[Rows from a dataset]
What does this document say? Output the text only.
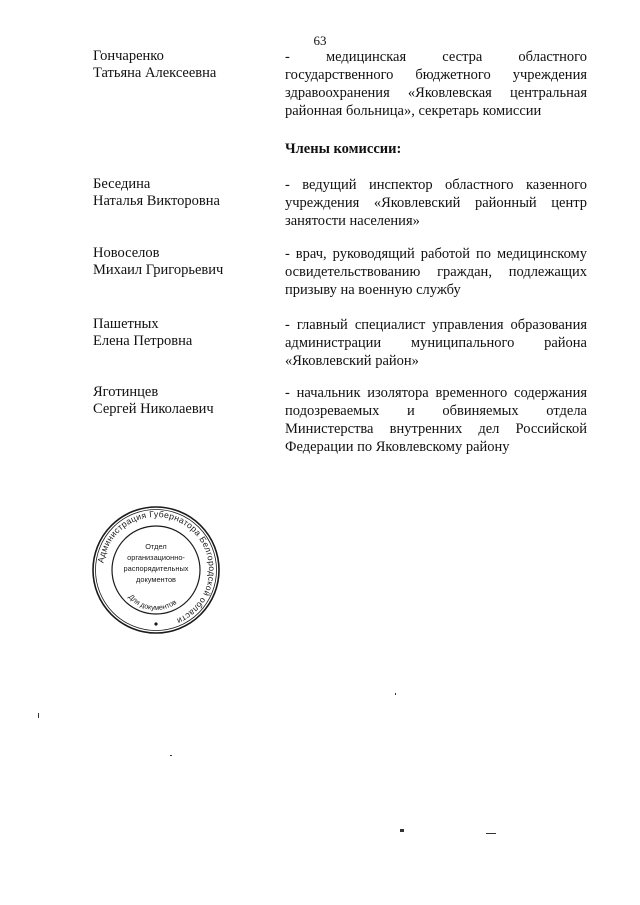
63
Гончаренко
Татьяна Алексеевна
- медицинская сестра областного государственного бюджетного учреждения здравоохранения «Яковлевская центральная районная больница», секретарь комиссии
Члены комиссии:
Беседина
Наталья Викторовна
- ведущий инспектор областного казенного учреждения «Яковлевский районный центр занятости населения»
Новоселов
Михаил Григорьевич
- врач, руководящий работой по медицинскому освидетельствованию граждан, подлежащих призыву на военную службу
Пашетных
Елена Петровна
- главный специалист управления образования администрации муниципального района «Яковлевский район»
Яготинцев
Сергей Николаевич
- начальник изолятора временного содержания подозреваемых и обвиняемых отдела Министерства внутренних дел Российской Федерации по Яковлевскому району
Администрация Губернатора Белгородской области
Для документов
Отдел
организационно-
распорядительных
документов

* * *

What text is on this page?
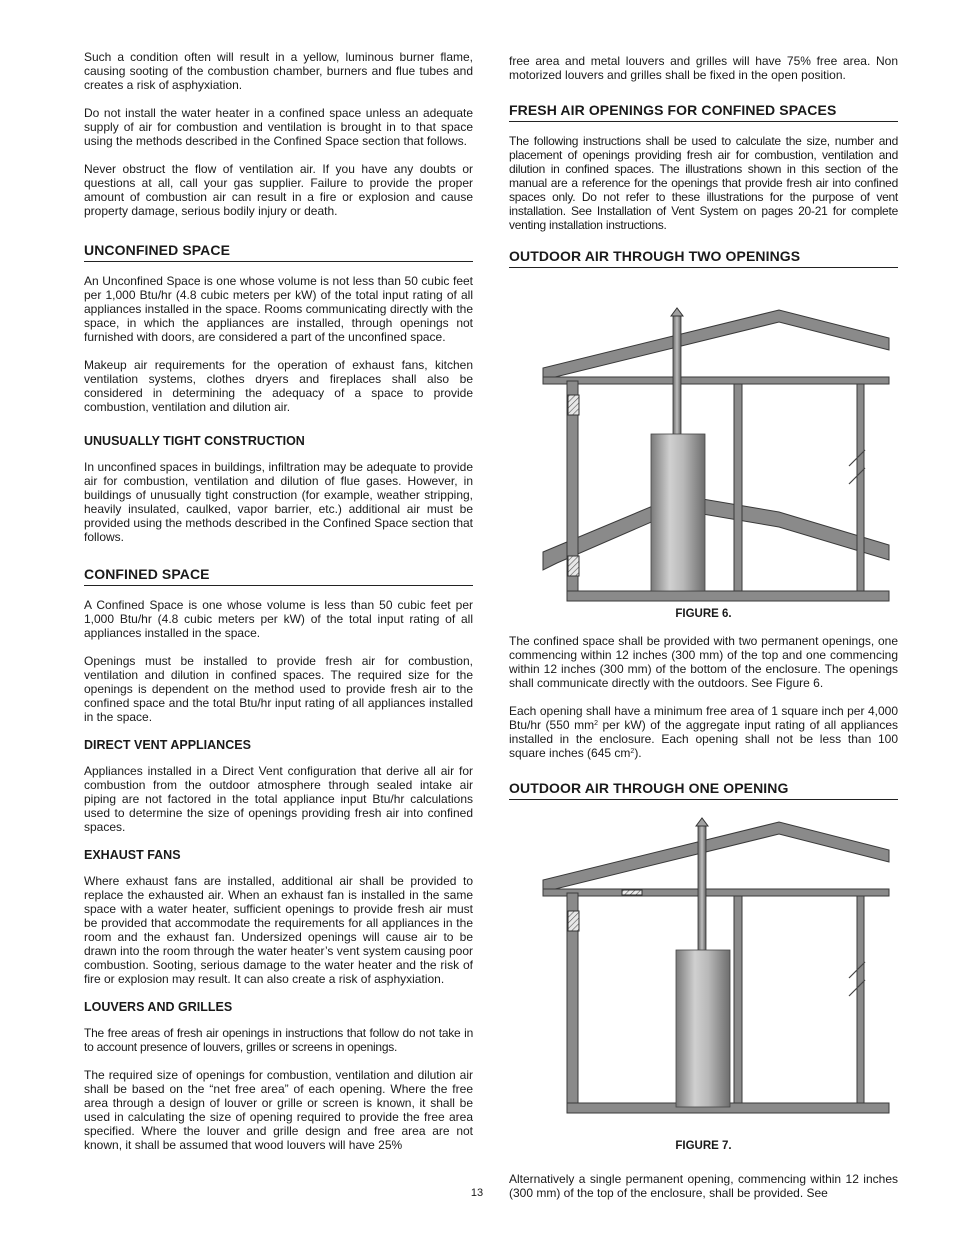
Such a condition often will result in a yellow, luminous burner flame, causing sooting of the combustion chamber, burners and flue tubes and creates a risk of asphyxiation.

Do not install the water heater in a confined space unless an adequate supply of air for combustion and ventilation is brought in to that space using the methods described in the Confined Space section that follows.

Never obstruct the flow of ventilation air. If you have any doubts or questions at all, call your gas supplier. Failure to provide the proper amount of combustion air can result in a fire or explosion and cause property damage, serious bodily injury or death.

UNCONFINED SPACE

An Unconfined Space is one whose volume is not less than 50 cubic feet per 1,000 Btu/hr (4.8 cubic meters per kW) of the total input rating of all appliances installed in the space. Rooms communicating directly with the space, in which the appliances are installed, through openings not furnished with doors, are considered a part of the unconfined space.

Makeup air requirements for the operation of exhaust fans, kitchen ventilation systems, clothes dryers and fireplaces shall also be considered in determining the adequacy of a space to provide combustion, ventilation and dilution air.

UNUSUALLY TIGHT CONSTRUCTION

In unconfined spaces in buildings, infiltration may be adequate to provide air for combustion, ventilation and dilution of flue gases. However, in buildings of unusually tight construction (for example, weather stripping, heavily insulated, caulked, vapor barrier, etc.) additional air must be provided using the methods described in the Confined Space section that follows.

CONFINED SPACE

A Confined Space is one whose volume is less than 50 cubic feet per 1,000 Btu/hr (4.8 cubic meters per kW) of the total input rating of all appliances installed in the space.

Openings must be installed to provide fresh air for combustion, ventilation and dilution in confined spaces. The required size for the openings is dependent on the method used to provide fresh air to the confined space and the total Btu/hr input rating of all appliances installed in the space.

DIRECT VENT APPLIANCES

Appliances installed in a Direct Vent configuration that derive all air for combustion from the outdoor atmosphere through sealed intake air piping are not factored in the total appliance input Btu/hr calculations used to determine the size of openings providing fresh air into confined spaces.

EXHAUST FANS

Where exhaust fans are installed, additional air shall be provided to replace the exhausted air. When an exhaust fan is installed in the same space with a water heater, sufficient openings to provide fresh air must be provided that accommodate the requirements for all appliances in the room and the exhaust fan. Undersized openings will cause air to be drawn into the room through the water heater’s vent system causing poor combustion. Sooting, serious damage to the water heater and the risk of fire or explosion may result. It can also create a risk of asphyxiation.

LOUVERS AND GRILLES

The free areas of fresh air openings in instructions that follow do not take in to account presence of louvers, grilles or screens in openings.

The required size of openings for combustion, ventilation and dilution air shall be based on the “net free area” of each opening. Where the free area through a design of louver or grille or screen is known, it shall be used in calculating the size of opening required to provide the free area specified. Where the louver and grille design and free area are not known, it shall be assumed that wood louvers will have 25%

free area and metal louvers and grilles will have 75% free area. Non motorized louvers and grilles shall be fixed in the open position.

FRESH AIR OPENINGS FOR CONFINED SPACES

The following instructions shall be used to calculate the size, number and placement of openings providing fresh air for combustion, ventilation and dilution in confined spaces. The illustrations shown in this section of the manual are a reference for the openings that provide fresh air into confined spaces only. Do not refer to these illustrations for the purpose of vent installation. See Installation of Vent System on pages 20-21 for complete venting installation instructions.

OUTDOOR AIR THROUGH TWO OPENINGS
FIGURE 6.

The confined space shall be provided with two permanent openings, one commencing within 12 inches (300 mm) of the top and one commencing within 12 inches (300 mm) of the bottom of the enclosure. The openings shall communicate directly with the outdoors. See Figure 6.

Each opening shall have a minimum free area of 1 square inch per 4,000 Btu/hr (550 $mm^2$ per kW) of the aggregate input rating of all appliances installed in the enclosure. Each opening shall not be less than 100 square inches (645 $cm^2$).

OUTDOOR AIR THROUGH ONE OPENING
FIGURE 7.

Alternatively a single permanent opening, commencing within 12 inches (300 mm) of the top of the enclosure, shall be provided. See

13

* * *

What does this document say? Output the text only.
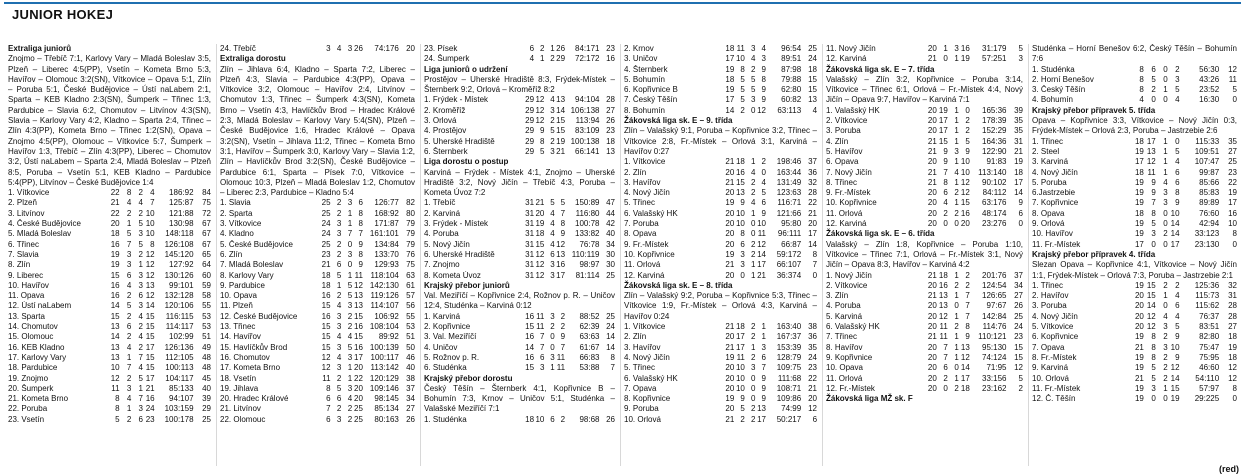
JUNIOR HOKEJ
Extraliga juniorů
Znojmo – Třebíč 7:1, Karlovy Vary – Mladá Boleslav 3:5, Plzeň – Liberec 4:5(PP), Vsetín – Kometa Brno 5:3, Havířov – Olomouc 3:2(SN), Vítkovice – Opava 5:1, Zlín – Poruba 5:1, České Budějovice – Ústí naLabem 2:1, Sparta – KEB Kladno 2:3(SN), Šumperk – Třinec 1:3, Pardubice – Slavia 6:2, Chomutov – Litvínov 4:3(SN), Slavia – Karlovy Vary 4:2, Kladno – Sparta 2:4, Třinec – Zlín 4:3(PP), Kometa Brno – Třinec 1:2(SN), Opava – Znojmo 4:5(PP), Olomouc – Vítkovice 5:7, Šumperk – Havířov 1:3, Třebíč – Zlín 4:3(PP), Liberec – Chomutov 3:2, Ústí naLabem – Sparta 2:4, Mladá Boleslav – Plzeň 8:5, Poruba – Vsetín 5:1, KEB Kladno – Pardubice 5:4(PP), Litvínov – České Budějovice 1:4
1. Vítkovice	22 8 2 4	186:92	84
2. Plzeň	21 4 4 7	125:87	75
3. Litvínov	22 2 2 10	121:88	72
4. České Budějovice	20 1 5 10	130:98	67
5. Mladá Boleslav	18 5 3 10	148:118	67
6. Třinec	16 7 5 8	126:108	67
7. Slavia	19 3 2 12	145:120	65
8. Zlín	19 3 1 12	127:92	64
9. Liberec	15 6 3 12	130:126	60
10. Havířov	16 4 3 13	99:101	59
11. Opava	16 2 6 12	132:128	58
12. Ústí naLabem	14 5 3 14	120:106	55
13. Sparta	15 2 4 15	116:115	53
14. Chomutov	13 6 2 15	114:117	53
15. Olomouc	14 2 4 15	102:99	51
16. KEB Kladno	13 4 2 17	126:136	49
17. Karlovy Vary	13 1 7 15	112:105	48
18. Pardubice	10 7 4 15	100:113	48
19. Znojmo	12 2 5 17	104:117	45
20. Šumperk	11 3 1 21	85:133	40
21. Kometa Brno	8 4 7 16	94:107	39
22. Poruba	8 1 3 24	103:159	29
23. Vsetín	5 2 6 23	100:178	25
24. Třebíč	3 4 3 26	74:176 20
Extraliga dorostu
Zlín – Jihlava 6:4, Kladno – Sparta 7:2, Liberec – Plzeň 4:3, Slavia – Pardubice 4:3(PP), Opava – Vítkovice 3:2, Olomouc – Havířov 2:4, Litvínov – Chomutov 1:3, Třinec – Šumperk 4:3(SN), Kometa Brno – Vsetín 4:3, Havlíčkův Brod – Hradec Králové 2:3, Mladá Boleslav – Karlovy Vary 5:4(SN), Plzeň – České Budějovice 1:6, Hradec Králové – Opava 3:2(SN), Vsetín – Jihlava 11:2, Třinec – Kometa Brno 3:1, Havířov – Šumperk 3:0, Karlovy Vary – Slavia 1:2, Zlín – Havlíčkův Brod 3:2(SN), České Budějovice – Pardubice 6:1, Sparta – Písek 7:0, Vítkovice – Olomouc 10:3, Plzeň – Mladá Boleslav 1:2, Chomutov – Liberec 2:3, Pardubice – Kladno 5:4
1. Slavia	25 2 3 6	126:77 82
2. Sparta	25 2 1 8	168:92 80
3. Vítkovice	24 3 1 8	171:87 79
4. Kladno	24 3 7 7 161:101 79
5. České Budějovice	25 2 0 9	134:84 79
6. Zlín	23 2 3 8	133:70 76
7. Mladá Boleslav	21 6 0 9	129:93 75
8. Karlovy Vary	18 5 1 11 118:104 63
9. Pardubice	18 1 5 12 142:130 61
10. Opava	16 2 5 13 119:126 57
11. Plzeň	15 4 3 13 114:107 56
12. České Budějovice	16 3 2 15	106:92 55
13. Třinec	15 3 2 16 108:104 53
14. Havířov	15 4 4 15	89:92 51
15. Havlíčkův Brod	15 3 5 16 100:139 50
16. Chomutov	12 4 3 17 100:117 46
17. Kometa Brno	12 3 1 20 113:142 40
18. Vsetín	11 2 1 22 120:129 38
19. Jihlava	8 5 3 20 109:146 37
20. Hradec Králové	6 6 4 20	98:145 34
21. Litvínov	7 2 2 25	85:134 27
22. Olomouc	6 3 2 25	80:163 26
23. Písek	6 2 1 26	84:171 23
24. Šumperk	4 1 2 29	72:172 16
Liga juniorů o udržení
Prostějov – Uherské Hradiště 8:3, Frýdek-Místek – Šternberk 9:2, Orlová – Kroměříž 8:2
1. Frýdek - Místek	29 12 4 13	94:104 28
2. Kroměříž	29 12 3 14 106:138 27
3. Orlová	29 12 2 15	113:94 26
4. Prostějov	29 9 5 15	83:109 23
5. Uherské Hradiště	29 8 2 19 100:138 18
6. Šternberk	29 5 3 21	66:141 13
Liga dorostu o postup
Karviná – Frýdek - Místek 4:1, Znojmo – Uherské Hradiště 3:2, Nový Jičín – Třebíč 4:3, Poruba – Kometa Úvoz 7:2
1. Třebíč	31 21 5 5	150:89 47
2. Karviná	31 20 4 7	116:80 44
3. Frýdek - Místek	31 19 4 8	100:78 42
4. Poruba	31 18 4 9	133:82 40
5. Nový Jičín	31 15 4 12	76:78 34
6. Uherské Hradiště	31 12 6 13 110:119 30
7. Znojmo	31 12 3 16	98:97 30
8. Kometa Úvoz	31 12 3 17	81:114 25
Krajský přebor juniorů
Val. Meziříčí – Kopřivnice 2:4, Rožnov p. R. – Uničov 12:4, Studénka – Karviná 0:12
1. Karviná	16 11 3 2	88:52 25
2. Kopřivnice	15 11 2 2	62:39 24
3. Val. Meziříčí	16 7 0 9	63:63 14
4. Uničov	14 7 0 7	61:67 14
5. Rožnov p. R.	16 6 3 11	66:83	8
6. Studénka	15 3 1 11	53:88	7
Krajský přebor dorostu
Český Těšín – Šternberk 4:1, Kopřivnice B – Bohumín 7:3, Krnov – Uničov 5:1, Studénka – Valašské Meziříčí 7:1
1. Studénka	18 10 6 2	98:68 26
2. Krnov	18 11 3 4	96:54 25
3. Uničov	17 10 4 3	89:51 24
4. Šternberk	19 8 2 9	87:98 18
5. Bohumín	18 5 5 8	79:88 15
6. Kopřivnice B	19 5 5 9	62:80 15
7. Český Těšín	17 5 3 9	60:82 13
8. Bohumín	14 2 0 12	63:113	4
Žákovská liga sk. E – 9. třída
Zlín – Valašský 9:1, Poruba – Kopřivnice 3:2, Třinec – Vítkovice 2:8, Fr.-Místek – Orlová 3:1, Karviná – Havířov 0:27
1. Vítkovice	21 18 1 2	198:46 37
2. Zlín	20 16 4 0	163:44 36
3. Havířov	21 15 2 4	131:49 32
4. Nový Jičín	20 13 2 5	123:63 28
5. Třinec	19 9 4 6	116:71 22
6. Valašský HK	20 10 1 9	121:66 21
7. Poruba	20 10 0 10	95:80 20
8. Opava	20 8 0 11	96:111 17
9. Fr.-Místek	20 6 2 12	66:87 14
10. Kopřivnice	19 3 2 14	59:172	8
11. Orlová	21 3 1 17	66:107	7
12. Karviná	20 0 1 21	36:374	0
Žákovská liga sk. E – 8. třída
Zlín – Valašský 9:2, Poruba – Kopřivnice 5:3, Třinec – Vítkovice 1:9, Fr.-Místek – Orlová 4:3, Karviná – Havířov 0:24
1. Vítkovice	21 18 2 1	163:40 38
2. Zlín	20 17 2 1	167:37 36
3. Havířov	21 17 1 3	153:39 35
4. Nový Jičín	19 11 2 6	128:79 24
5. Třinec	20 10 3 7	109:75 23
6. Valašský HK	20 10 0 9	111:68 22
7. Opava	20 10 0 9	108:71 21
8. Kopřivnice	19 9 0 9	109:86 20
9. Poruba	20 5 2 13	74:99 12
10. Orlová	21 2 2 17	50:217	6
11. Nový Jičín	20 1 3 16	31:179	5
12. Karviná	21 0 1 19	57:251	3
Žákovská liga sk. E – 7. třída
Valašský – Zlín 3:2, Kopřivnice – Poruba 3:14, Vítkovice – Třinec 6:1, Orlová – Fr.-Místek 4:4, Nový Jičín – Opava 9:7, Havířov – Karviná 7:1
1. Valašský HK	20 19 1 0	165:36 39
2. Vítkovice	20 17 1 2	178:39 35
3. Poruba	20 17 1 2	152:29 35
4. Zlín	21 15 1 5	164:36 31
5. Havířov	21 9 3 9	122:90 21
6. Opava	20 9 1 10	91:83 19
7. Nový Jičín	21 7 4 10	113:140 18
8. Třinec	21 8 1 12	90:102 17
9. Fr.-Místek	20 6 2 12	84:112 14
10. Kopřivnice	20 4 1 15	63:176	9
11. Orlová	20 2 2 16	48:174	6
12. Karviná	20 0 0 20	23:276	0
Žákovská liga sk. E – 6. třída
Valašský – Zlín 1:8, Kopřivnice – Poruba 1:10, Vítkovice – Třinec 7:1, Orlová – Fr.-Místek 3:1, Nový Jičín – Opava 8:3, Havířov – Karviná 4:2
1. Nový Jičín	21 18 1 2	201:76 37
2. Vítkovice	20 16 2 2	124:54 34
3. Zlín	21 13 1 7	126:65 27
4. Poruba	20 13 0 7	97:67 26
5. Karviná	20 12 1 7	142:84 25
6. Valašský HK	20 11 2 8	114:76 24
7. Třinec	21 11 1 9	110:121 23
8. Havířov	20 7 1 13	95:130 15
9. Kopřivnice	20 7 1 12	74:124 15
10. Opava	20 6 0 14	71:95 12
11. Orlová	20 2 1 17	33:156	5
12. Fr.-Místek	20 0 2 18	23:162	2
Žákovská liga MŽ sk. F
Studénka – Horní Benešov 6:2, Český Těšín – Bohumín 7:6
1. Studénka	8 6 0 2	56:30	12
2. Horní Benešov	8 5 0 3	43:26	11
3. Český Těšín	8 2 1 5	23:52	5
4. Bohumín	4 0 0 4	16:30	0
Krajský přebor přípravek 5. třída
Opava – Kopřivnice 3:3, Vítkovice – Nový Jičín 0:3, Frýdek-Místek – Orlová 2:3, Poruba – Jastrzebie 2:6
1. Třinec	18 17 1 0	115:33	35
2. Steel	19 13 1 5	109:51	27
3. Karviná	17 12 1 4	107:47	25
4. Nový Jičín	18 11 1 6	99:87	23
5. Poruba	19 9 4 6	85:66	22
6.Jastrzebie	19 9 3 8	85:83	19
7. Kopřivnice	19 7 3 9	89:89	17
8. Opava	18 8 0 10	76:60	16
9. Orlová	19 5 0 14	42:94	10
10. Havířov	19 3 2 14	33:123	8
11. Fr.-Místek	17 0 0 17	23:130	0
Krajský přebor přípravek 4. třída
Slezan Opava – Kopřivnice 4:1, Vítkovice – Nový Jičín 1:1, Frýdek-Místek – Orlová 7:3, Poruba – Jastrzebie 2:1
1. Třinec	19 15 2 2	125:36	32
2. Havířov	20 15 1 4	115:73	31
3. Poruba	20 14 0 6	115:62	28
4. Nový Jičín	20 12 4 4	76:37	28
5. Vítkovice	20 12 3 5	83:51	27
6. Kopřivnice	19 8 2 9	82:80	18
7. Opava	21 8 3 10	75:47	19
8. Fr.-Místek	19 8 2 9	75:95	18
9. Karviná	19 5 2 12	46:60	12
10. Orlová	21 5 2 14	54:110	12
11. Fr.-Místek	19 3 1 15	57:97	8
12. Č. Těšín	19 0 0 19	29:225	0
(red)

Task to carry out:
Look through the entries above and report the number of lines that contain "třída". Write only the number.

Output of the exercise:
6